* **The task**:
Using the listing below, please gather every line containing the word "JSON".

* **Source records**:
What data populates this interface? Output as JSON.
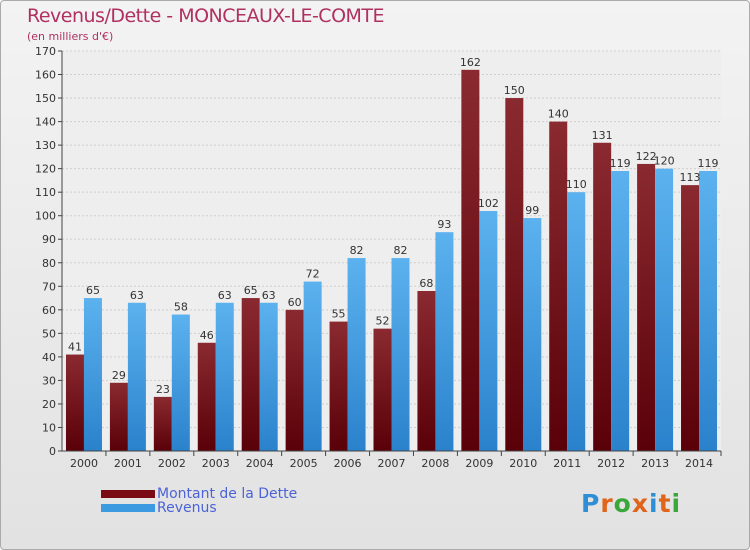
{
  "header": {
    "title": "Revenus/Dette - MONCEAUX-LE-COMTE",
    "subtitle": "(en milliers d'€)"
  },
  "legend": {
    "items": [
      {
        "label": "Montant de la Dette",
        "color": "#7a0a14"
      },
      {
        "label": "Revenus",
        "color": "#3c9be0"
      }
    ]
  },
  "logo": {
    "letters": [
      "P",
      "r",
      "o",
      "x",
      "i",
      "t",
      "i"
    ],
    "colors": [
      "#2e8fd6",
      "#e0641a",
      "#3aa73a",
      "#e0641a",
      "#2e8fd6",
      "#e0641a",
      "#3aa73a"
    ]
  },
  "chart_data": {
    "type": "bar",
    "title": "Revenus/Dette - MONCEAUX-LE-COMTE",
    "subtitle": "(en milliers d'€)",
    "categories": [
      "2000",
      "2001",
      "2002",
      "2003",
      "2004",
      "2005",
      "2006",
      "2007",
      "2008",
      "2009",
      "2010",
      "2011",
      "2012",
      "2013",
      "2014"
    ],
    "series": [
      {
        "name": "Montant de la Dette",
        "color": "#7a0a14",
        "values": [
          41,
          29,
          23,
          46,
          65,
          60,
          55,
          52,
          68,
          162,
          150,
          140,
          131,
          122,
          113
        ]
      },
      {
        "name": "Revenus",
        "color": "#3c9be0",
        "values": [
          65,
          63,
          58,
          63,
          63,
          72,
          82,
          82,
          93,
          102,
          99,
          110,
          119,
          120,
          119
        ]
      }
    ],
    "ylim": [
      0,
      170
    ],
    "yticks": [
      0,
      10,
      20,
      30,
      40,
      50,
      60,
      70,
      80,
      90,
      100,
      110,
      120,
      130,
      140,
      150,
      160,
      170
    ],
    "grid": true,
    "legend_position": "bottom-left"
  }
}
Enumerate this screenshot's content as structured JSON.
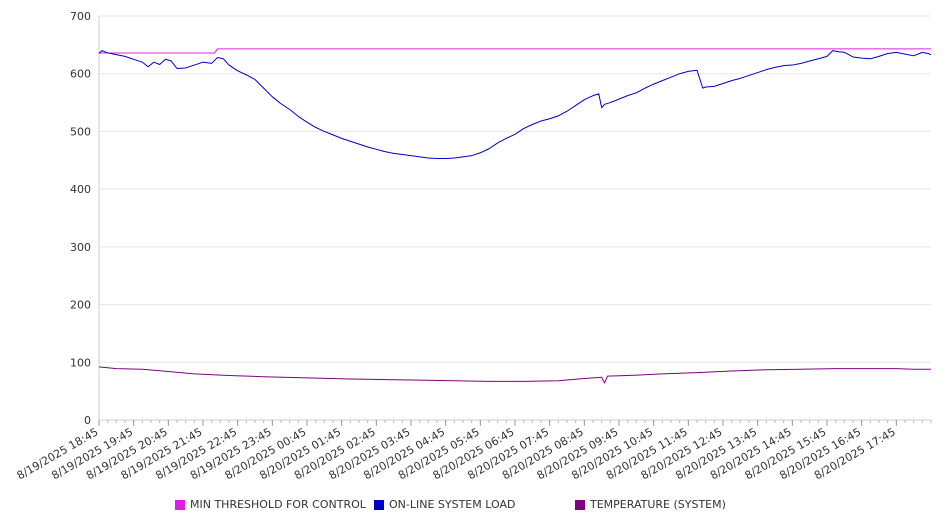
{
  "chart_data": {
    "type": "line",
    "title": "",
    "xlabel": "",
    "ylabel": "",
    "ylim": [
      0,
      700
    ],
    "yticks": [
      0,
      100,
      200,
      300,
      400,
      500,
      600,
      700
    ],
    "grid": true,
    "legend_position": "bottom",
    "x_range": [
      "8/19/2025 18:45",
      "8/20/2025 18:45"
    ],
    "x_tick_labels": [
      "8/19/2025 18:45",
      "8/19/2025 19:45",
      "8/19/2025 20:45",
      "8/19/2025 21:45",
      "8/19/2025 22:45",
      "8/19/2025 23:45",
      "8/20/2025 00:45",
      "8/20/2025 01:45",
      "8/20/2025 02:45",
      "8/20/2025 03:45",
      "8/20/2025 04:45",
      "8/20/2025 05:45",
      "8/20/2025 06:45",
      "8/20/2025 07:45",
      "8/20/2025 08:45",
      "8/20/2025 09:45",
      "8/20/2025 10:45",
      "8/20/2025 11:45",
      "8/20/2025 12:45",
      "8/20/2025 13:45",
      "8/20/2025 14:45",
      "8/20/2025 15:45",
      "8/20/2025 16:45",
      "8/20/2025 17:45"
    ],
    "series": [
      {
        "name": "MIN THRESHOLD FOR CONTROL",
        "color": "#E020E0",
        "points": [
          [
            "8/19/2025 18:45",
            636
          ],
          [
            "8/19/2025 22:05",
            636
          ],
          [
            "8/19/2025 22:10",
            643
          ],
          [
            "8/20/2025 18:45",
            643
          ]
        ]
      },
      {
        "name": "ON-LINE SYSTEM LOAD",
        "color": "#0000CC",
        "points": [
          [
            "8/19/2025 18:45",
            635
          ],
          [
            "8/19/2025 18:50",
            640
          ],
          [
            "8/19/2025 19:00",
            636
          ],
          [
            "8/19/2025 19:15",
            633
          ],
          [
            "8/19/2025 19:30",
            630
          ],
          [
            "8/19/2025 19:45",
            625
          ],
          [
            "8/19/2025 20:00",
            620
          ],
          [
            "8/19/2025 20:10",
            612
          ],
          [
            "8/19/2025 20:20",
            620
          ],
          [
            "8/19/2025 20:30",
            616
          ],
          [
            "8/19/2025 20:40",
            625
          ],
          [
            "8/19/2025 20:50",
            622
          ],
          [
            "8/19/2025 21:00",
            609
          ],
          [
            "8/19/2025 21:15",
            610
          ],
          [
            "8/19/2025 21:30",
            615
          ],
          [
            "8/19/2025 21:45",
            620
          ],
          [
            "8/19/2025 22:00",
            618
          ],
          [
            "8/19/2025 22:10",
            628
          ],
          [
            "8/19/2025 22:20",
            626
          ],
          [
            "8/19/2025 22:30",
            615
          ],
          [
            "8/19/2025 22:45",
            605
          ],
          [
            "8/19/2025 23:00",
            598
          ],
          [
            "8/19/2025 23:15",
            590
          ],
          [
            "8/19/2025 23:30",
            575
          ],
          [
            "8/19/2025 23:45",
            560
          ],
          [
            "8/20/2025 00:00",
            548
          ],
          [
            "8/20/2025 00:15",
            538
          ],
          [
            "8/20/2025 00:30",
            526
          ],
          [
            "8/20/2025 00:45",
            516
          ],
          [
            "8/20/2025 01:00",
            507
          ],
          [
            "8/20/2025 01:15",
            500
          ],
          [
            "8/20/2025 01:30",
            494
          ],
          [
            "8/20/2025 01:45",
            488
          ],
          [
            "8/20/2025 02:00",
            483
          ],
          [
            "8/20/2025 02:15",
            478
          ],
          [
            "8/20/2025 02:30",
            473
          ],
          [
            "8/20/2025 02:45",
            469
          ],
          [
            "8/20/2025 03:00",
            465
          ],
          [
            "8/20/2025 03:15",
            462
          ],
          [
            "8/20/2025 03:30",
            460
          ],
          [
            "8/20/2025 03:45",
            458
          ],
          [
            "8/20/2025 04:00",
            456
          ],
          [
            "8/20/2025 04:15",
            454
          ],
          [
            "8/20/2025 04:30",
            453
          ],
          [
            "8/20/2025 04:45",
            453
          ],
          [
            "8/20/2025 05:00",
            454
          ],
          [
            "8/20/2025 05:15",
            456
          ],
          [
            "8/20/2025 05:30",
            458
          ],
          [
            "8/20/2025 05:45",
            463
          ],
          [
            "8/20/2025 06:00",
            470
          ],
          [
            "8/20/2025 06:15",
            480
          ],
          [
            "8/20/2025 06:30",
            488
          ],
          [
            "8/20/2025 06:45",
            495
          ],
          [
            "8/20/2025 07:00",
            505
          ],
          [
            "8/20/2025 07:15",
            512
          ],
          [
            "8/20/2025 07:30",
            518
          ],
          [
            "8/20/2025 07:45",
            522
          ],
          [
            "8/20/2025 08:00",
            527
          ],
          [
            "8/20/2025 08:15",
            535
          ],
          [
            "8/20/2025 08:30",
            545
          ],
          [
            "8/20/2025 08:45",
            555
          ],
          [
            "8/20/2025 09:00",
            562
          ],
          [
            "8/20/2025 09:10",
            565
          ],
          [
            "8/20/2025 09:15",
            541
          ],
          [
            "8/20/2025 09:20",
            547
          ],
          [
            "8/20/2025 09:30",
            550
          ],
          [
            "8/20/2025 09:45",
            556
          ],
          [
            "8/20/2025 10:00",
            562
          ],
          [
            "8/20/2025 10:15",
            567
          ],
          [
            "8/20/2025 10:30",
            575
          ],
          [
            "8/20/2025 10:45",
            582
          ],
          [
            "8/20/2025 11:00",
            588
          ],
          [
            "8/20/2025 11:15",
            594
          ],
          [
            "8/20/2025 11:30",
            600
          ],
          [
            "8/20/2025 11:45",
            604
          ],
          [
            "8/20/2025 12:00",
            606
          ],
          [
            "8/20/2025 12:10",
            575
          ],
          [
            "8/20/2025 12:15",
            577
          ],
          [
            "8/20/2025 12:30",
            578
          ],
          [
            "8/20/2025 12:45",
            583
          ],
          [
            "8/20/2025 13:00",
            588
          ],
          [
            "8/20/2025 13:15",
            592
          ],
          [
            "8/20/2025 13:30",
            597
          ],
          [
            "8/20/2025 13:45",
            602
          ],
          [
            "8/20/2025 14:00",
            607
          ],
          [
            "8/20/2025 14:15",
            611
          ],
          [
            "8/20/2025 14:30",
            614
          ],
          [
            "8/20/2025 14:45",
            615
          ],
          [
            "8/20/2025 15:00",
            618
          ],
          [
            "8/20/2025 15:15",
            622
          ],
          [
            "8/20/2025 15:30",
            626
          ],
          [
            "8/20/2025 15:45",
            630
          ],
          [
            "8/20/2025 15:55",
            640
          ],
          [
            "8/20/2025 16:05",
            638
          ],
          [
            "8/20/2025 16:15",
            637
          ],
          [
            "8/20/2025 16:30",
            629
          ],
          [
            "8/20/2025 16:45",
            627
          ],
          [
            "8/20/2025 17:00",
            626
          ],
          [
            "8/20/2025 17:15",
            630
          ],
          [
            "8/20/2025 17:30",
            635
          ],
          [
            "8/20/2025 17:45",
            637
          ],
          [
            "8/20/2025 18:00",
            634
          ],
          [
            "8/20/2025 18:15",
            631
          ],
          [
            "8/20/2025 18:30",
            637
          ],
          [
            "8/20/2025 18:40",
            635
          ],
          [
            "8/20/2025 18:45",
            633
          ]
        ]
      },
      {
        "name": "TEMPERATURE (SYSTEM)",
        "color": "#800080",
        "points": [
          [
            "8/19/2025 18:45",
            92
          ],
          [
            "8/19/2025 19:15",
            89
          ],
          [
            "8/19/2025 20:00",
            88
          ],
          [
            "8/19/2025 20:45",
            84
          ],
          [
            "8/19/2025 21:30",
            80
          ],
          [
            "8/19/2025 22:30",
            77
          ],
          [
            "8/19/2025 23:30",
            75
          ],
          [
            "8/20/2025 00:45",
            73
          ],
          [
            "8/20/2025 02:00",
            71
          ],
          [
            "8/20/2025 03:00",
            70
          ],
          [
            "8/20/2025 04:00",
            69
          ],
          [
            "8/20/2025 05:00",
            68
          ],
          [
            "8/20/2025 06:00",
            67
          ],
          [
            "8/20/2025 07:00",
            67
          ],
          [
            "8/20/2025 08:00",
            68
          ],
          [
            "8/20/2025 08:45",
            72
          ],
          [
            "8/20/2025 09:15",
            74
          ],
          [
            "8/20/2025 09:20",
            64
          ],
          [
            "8/20/2025 09:25",
            76
          ],
          [
            "8/20/2025 10:00",
            77
          ],
          [
            "8/20/2025 11:00",
            80
          ],
          [
            "8/20/2025 12:00",
            82
          ],
          [
            "8/20/2025 13:00",
            85
          ],
          [
            "8/20/2025 14:00",
            87
          ],
          [
            "8/20/2025 15:00",
            88
          ],
          [
            "8/20/2025 16:00",
            89
          ],
          [
            "8/20/2025 17:00",
            89
          ],
          [
            "8/20/2025 17:45",
            89
          ],
          [
            "8/20/2025 18:15",
            88
          ],
          [
            "8/20/2025 18:45",
            88
          ]
        ]
      }
    ]
  }
}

* **Correct response**:
What data populates this interface? Output as JSON.
Enumerate this screenshot's content as structured JSON.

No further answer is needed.